* Tasks to complete *
A - In the review of 11.22.63, how much time has passed when someone returns through the door, however long they stayed?
B - Output the part of the 11.22.63 review from "If you could" up to and including "well known for.".

* Page excerpt *
If you could somehow change history, or even had the chance to go back in time, would you? This is the central theme of Stephen King’s novel 11.22.63. The date of course refers to the day that President Kennedy was assassinated in Dallas. There will be no spoilers here – I won’t mention the outcome of the book, but thought that it was an excellent idea – the kind of thing that King is well known for.
Imagine being told that there was a way, a “door”, if you like, that always took you to a certain time and place. Even better, it is always the same time and place when you go through, and regardless of how long you stay in there, days through to years, about two minutes will have passed when you return. A fantastic concept, and it had me hooked from the start. Another idea that had me thinking about it for weeks was – if you did go back to 1958, how would you manage to blend in? Think of all of the phrases you couldn’t utter. All of the knowledge you couldn’t reveal, or you would likely end up in either police custody or an asylum for the insane. In fact, turning the coin over, imagine if someone purporting to be from 2062 arrived in the US, or Europe today; what would happen to them? It would depend on what they said, did and looked like, I think. See? I finished this book a month ago, and he’s still making me look at it from different angles! No wonder I love his writing.
The protagonist in this book, once he has had the concept proved to him, decides to return to the past in order to try and right a terrible wrong. One of his adult learning class had nearly died as a child when his father ran amok with a hammer and killed the rest of the family on Halloween night. Again, I won’t spoil the book, as finding out if he could do it or not is a major part of the story.

* Extracted records *

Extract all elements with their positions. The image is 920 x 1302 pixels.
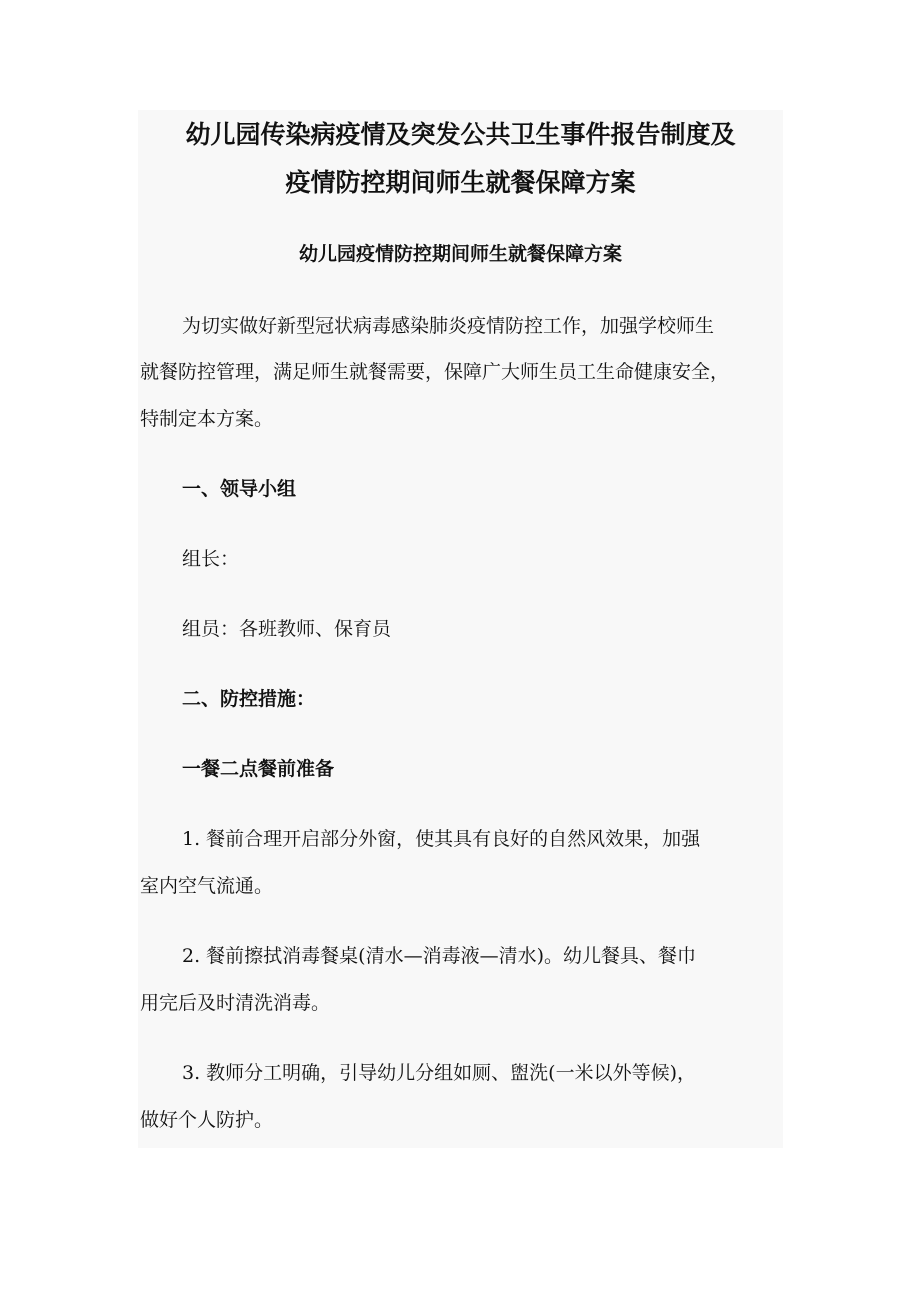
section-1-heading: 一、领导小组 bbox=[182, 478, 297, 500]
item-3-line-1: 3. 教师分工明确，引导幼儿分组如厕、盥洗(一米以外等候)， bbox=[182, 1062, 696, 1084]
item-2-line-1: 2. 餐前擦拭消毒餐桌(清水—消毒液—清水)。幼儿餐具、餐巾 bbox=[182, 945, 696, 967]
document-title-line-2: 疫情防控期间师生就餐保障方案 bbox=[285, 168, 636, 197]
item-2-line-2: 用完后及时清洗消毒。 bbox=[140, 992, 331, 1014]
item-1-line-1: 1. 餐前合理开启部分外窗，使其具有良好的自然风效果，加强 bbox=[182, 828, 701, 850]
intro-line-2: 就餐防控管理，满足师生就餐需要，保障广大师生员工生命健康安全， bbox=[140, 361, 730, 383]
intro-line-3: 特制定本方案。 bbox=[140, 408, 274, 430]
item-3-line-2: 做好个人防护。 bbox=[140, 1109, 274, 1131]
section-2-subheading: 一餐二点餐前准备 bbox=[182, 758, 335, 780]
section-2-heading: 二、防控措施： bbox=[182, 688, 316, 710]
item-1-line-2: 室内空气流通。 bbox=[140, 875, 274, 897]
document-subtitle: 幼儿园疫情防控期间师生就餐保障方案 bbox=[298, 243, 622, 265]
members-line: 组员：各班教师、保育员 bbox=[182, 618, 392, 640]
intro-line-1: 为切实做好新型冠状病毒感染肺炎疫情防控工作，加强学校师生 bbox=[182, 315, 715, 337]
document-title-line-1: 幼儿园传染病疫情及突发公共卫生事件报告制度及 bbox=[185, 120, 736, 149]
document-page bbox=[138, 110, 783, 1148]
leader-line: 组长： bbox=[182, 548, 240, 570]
...
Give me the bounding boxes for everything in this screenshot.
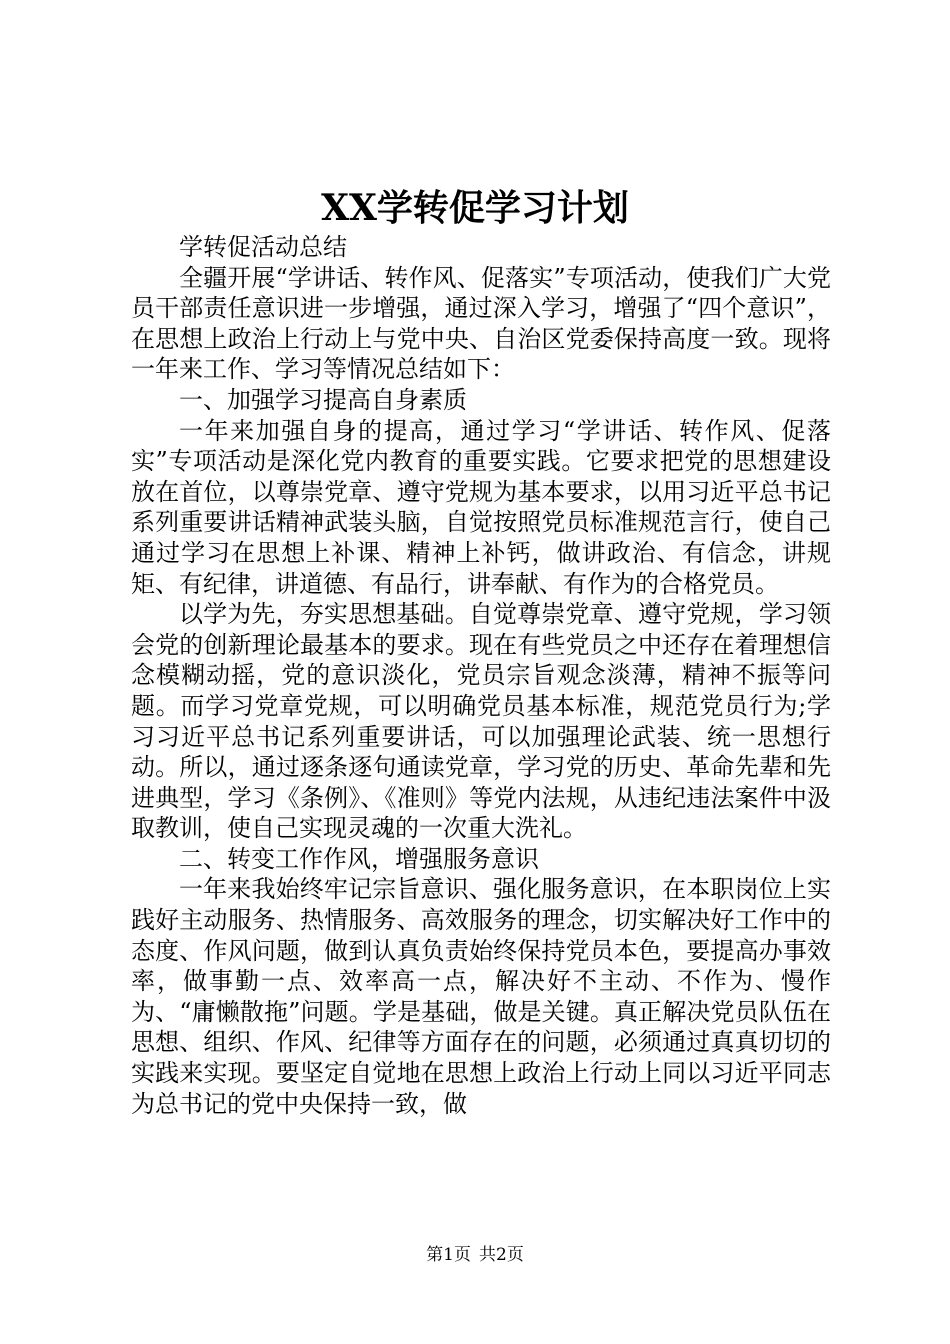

* Responses for each task *
A - About two minutes.

B -
If you could somehow change history, or even had the chance to go back in time, would you? This is the central theme of Stephen King’s novel 11.22.63. The date of course refers to the day that President Kennedy was assassinated in Dallas. There will be no spoilers here – I won’t mention the outcome of the book, but thought that it was an excellent idea – the kind of thing that King is well known for.